EXERCISE PROMPT: Work out how many lines in the entries contain the string "此乃天所以资汉也", and give nothing but that number.

A block of data:
..........

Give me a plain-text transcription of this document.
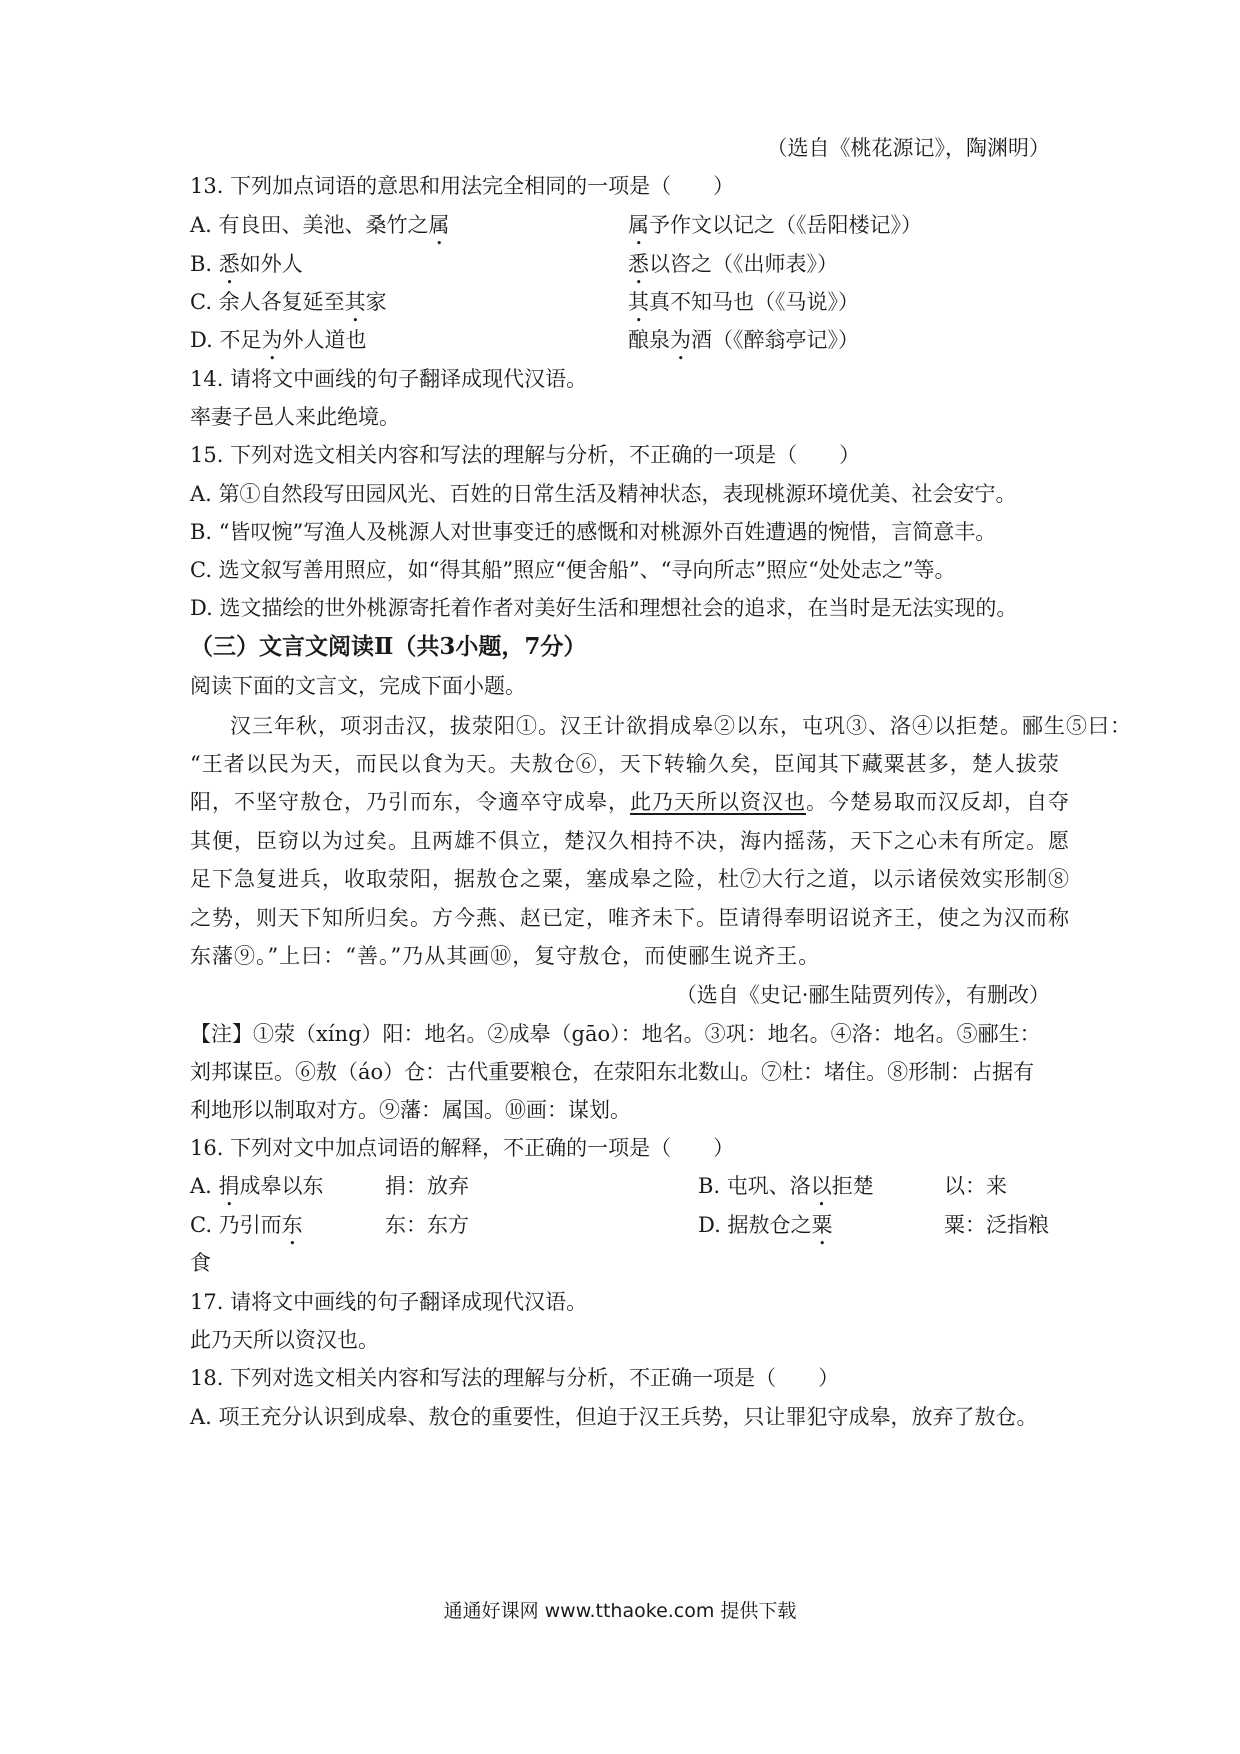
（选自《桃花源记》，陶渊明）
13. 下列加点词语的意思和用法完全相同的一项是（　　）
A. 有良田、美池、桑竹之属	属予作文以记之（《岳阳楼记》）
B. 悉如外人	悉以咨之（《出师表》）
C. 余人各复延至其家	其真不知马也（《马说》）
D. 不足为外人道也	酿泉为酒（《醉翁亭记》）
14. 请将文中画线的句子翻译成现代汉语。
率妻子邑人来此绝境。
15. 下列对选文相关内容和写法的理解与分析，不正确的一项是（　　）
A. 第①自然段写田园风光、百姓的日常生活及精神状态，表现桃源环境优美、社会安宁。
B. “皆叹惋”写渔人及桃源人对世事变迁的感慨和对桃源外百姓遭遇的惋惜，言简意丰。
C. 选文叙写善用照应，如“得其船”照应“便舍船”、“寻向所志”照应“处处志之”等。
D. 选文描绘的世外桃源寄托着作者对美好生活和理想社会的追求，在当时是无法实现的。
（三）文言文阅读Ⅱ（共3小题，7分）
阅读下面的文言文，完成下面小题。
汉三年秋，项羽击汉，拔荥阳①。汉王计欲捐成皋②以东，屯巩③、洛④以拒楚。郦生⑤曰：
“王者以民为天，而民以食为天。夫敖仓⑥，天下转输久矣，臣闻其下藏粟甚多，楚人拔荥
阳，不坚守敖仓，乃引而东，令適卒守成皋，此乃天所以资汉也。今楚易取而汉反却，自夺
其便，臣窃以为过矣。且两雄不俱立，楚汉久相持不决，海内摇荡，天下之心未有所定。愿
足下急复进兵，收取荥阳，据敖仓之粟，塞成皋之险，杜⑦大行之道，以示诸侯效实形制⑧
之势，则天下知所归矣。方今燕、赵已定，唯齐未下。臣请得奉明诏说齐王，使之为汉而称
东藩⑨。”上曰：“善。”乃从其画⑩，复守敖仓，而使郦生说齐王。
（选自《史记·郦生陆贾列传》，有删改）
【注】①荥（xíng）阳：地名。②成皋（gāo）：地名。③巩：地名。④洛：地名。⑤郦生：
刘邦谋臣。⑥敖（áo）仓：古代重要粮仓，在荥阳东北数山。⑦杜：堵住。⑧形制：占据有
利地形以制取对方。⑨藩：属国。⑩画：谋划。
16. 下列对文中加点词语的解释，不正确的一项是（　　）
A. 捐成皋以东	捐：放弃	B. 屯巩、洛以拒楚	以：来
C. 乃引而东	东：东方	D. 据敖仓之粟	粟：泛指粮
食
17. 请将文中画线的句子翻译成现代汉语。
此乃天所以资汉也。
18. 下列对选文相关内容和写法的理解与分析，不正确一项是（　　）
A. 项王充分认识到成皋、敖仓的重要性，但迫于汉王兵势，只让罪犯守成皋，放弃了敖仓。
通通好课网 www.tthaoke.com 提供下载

..........

OUTPUT FOR THIS EXERCISE: 2